What is asked:
Extract every line that contains the string "怀抱一颗感恩的心".
☆ ☆ ☆ ☆ ☆ ☆ ☆
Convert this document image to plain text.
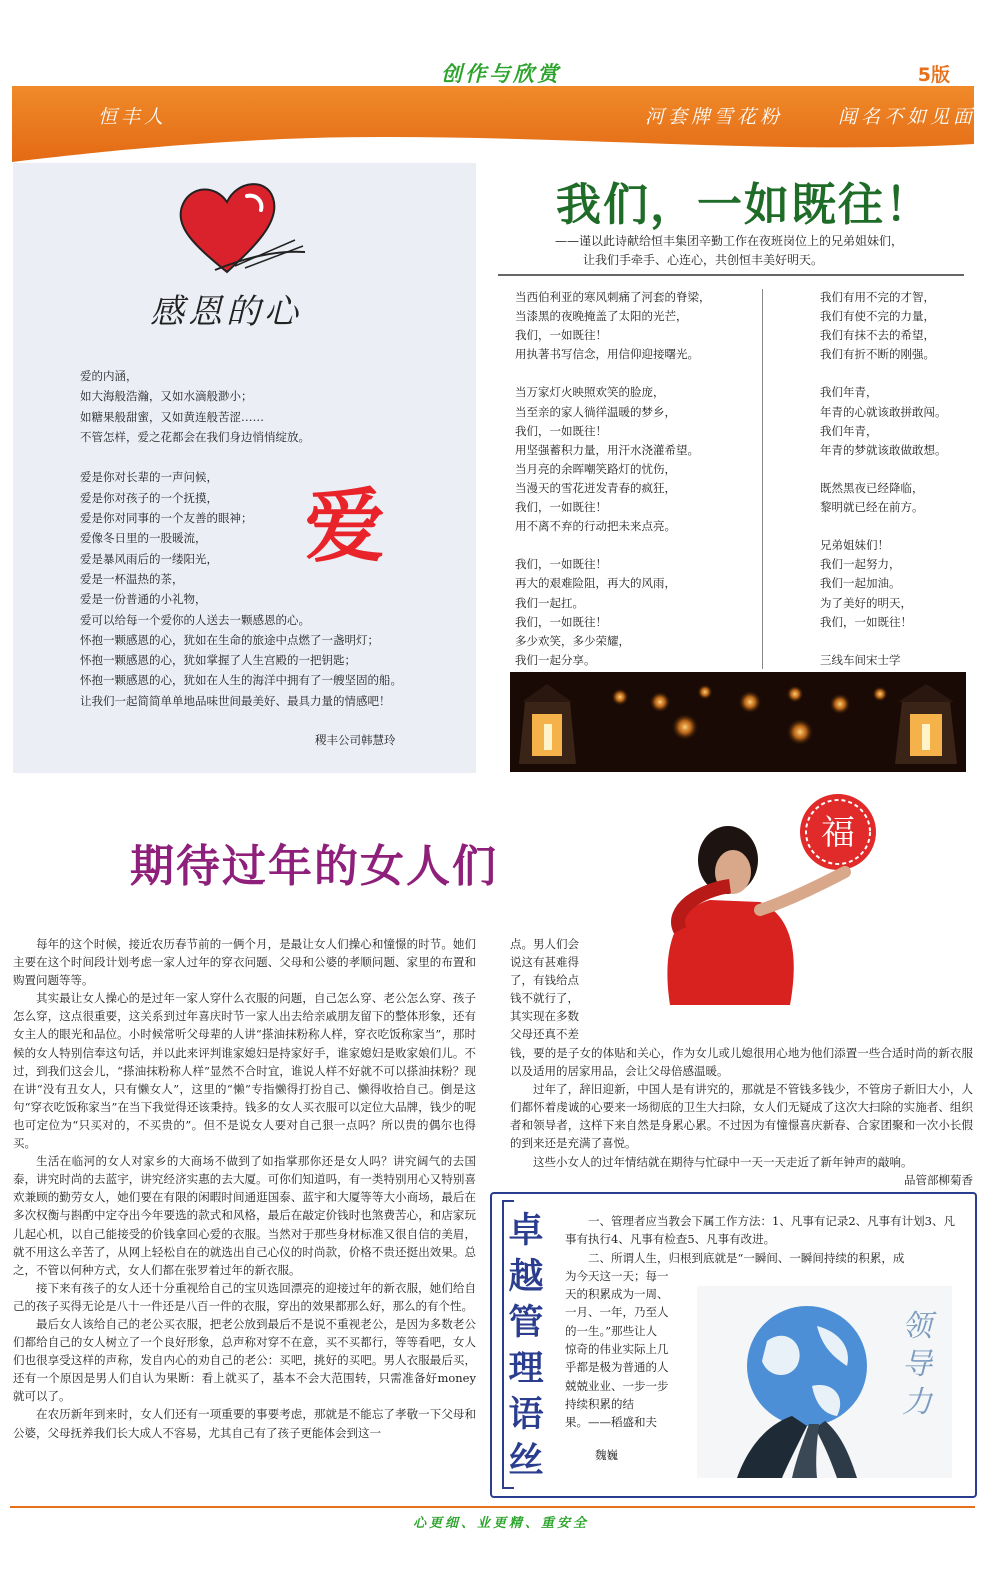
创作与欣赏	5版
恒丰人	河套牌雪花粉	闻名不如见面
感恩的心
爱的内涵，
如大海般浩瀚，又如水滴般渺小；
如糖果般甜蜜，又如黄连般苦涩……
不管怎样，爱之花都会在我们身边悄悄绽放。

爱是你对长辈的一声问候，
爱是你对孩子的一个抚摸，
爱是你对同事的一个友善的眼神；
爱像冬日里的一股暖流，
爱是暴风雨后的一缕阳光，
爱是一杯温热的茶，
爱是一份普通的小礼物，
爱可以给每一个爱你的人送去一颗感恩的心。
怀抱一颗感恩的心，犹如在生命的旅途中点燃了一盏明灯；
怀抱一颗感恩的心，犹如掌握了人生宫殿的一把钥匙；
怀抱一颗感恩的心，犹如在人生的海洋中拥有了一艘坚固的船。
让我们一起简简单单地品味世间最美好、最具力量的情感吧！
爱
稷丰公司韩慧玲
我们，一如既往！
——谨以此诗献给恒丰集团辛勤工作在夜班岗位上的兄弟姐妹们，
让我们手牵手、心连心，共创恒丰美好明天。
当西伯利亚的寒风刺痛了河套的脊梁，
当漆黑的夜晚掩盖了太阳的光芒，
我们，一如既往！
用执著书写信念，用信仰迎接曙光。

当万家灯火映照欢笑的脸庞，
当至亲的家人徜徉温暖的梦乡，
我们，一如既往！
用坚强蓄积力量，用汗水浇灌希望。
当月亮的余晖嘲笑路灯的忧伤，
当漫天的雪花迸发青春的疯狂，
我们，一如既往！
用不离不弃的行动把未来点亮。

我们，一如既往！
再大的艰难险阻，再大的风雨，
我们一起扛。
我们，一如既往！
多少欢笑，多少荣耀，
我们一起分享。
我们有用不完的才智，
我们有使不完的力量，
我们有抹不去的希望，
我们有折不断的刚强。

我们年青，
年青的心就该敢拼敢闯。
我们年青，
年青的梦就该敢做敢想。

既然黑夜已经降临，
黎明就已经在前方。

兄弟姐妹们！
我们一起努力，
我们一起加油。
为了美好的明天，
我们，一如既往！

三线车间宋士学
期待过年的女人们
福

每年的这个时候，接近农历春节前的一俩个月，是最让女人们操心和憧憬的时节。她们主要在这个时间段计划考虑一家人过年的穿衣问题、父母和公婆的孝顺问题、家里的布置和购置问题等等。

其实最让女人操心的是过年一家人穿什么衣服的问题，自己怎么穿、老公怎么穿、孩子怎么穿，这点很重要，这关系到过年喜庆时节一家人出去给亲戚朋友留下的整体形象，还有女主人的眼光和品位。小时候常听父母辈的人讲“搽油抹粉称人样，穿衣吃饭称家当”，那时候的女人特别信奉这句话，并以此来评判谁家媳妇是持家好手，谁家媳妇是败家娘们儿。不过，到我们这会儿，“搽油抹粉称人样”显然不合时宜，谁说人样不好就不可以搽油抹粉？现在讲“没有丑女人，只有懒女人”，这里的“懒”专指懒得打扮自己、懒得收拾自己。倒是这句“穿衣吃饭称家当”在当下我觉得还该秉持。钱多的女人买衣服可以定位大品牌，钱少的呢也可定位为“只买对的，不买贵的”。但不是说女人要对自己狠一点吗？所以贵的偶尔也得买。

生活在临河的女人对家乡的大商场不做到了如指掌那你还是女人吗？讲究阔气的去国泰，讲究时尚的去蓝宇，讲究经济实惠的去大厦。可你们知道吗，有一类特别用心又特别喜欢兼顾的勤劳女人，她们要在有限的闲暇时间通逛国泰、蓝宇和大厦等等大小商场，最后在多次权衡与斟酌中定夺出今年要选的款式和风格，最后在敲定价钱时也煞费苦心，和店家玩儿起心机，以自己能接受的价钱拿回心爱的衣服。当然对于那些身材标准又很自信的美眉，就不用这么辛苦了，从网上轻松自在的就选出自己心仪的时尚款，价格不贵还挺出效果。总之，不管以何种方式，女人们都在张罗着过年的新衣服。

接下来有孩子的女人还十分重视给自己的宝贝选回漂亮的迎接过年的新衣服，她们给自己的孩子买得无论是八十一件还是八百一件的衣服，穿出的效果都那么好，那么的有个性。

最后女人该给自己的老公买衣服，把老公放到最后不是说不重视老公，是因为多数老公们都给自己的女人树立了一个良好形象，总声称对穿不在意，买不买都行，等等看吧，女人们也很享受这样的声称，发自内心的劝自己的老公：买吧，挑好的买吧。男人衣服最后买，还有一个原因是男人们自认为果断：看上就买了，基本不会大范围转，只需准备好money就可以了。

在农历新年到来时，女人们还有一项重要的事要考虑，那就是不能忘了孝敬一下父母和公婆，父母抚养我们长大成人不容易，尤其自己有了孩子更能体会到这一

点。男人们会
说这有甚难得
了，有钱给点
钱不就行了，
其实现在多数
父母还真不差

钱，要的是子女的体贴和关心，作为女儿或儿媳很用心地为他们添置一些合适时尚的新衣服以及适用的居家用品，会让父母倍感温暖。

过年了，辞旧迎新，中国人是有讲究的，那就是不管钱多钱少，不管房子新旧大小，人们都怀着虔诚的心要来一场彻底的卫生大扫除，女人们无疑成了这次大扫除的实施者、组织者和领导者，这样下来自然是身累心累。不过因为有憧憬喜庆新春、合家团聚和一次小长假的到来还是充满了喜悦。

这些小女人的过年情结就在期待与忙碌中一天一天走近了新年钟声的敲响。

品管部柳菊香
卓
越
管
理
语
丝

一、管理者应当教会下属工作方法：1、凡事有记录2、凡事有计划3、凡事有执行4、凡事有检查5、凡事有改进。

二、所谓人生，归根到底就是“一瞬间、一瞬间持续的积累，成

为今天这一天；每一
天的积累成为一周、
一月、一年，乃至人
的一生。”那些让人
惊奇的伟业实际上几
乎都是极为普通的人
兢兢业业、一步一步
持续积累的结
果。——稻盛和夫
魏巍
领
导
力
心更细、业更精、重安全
☆ ☆ ☆ ☆ ☆ ☆ ☆
Output of the task:
怀抱一颗感恩的心，犹如在生命的旅途中点燃了一盏明灯；
怀抱一颗感恩的心，犹如掌握了人生宫殿的一把钥匙；
怀抱一颗感恩的心，犹如在人生的海洋中拥有了一艘坚固的船。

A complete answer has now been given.